GOAL →
Which lines hold the word "JSON"? Copy each of them from the material.

Data items:
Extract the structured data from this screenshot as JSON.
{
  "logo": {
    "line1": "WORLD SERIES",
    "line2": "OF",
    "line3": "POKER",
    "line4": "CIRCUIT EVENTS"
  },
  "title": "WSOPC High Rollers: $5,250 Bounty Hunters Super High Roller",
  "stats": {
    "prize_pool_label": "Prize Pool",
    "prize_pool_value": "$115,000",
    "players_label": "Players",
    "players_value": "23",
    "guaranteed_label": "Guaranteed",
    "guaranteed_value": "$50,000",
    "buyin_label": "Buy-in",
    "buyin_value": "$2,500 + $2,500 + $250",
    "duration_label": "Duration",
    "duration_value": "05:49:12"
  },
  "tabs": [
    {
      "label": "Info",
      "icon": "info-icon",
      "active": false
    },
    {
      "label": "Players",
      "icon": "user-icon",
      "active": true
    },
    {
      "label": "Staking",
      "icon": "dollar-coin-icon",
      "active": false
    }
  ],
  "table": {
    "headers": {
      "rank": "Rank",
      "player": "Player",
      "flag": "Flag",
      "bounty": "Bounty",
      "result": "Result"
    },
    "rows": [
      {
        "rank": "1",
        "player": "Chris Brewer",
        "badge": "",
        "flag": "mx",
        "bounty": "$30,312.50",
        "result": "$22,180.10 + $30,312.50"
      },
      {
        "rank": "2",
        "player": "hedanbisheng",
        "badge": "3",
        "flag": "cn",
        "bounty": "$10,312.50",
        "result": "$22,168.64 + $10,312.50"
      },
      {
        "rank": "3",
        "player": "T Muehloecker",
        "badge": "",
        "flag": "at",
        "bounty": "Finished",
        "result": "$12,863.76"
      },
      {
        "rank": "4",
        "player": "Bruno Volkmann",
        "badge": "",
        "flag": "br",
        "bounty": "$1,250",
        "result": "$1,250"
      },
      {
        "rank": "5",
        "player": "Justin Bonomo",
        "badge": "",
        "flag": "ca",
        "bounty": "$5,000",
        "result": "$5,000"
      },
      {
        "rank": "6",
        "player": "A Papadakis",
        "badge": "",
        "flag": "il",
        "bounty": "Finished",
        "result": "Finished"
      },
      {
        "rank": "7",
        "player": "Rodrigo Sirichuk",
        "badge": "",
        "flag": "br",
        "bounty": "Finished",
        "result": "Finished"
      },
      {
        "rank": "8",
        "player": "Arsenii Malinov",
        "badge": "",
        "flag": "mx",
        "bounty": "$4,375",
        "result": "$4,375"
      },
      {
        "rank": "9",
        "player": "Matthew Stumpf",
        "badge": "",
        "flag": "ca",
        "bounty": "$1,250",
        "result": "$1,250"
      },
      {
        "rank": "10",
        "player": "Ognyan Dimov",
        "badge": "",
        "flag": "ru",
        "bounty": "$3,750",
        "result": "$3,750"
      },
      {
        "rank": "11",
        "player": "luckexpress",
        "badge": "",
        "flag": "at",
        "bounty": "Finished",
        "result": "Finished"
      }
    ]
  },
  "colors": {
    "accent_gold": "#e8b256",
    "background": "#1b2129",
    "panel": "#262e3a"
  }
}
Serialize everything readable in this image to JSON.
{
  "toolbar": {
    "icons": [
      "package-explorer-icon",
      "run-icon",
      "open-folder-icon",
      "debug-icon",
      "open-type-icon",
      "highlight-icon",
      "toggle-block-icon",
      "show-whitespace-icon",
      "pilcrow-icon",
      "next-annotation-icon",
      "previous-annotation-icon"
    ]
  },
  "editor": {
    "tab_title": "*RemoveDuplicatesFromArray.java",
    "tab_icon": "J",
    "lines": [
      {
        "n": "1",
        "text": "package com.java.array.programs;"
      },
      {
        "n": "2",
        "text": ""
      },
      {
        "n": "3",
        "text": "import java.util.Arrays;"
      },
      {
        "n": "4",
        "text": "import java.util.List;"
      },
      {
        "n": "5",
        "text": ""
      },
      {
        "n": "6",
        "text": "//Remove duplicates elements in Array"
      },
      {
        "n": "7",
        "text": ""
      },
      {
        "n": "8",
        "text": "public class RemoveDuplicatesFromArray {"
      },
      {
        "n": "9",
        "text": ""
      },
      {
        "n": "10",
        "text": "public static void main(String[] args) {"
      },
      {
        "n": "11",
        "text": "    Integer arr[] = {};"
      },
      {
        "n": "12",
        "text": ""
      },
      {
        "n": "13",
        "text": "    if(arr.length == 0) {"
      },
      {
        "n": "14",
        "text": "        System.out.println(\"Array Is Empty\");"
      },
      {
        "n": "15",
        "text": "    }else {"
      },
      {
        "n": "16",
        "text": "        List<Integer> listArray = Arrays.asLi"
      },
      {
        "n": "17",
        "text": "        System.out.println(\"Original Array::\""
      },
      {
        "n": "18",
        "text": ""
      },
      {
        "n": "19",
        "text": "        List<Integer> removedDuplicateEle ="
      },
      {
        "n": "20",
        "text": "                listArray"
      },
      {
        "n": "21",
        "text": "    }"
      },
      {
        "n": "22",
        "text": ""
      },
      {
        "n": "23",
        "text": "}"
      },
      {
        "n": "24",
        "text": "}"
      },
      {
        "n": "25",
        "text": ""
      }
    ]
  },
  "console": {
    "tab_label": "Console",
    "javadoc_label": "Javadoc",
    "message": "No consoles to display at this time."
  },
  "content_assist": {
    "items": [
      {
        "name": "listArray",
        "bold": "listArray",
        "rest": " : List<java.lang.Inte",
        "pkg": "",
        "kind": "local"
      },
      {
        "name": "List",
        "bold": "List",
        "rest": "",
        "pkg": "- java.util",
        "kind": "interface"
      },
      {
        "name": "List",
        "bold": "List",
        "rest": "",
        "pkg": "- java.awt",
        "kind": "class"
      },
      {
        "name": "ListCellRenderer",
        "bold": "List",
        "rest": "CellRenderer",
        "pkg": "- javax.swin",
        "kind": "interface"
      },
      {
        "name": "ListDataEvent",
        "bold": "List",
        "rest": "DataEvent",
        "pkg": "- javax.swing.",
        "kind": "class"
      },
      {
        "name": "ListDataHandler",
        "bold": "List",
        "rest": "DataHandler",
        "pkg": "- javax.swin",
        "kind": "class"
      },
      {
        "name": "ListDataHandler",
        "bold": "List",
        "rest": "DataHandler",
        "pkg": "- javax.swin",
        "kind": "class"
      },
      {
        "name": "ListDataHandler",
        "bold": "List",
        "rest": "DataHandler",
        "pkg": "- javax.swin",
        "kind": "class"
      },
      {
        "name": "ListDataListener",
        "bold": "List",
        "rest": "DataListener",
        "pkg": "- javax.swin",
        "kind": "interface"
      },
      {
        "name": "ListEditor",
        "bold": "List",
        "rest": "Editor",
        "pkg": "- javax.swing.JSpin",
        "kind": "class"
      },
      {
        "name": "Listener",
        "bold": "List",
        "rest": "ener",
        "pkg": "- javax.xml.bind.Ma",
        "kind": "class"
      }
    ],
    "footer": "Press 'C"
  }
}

EXERCISE RESULT →
Extract the structured data from this screenshot as JSON.
Serialize everything readable in this image to JSON.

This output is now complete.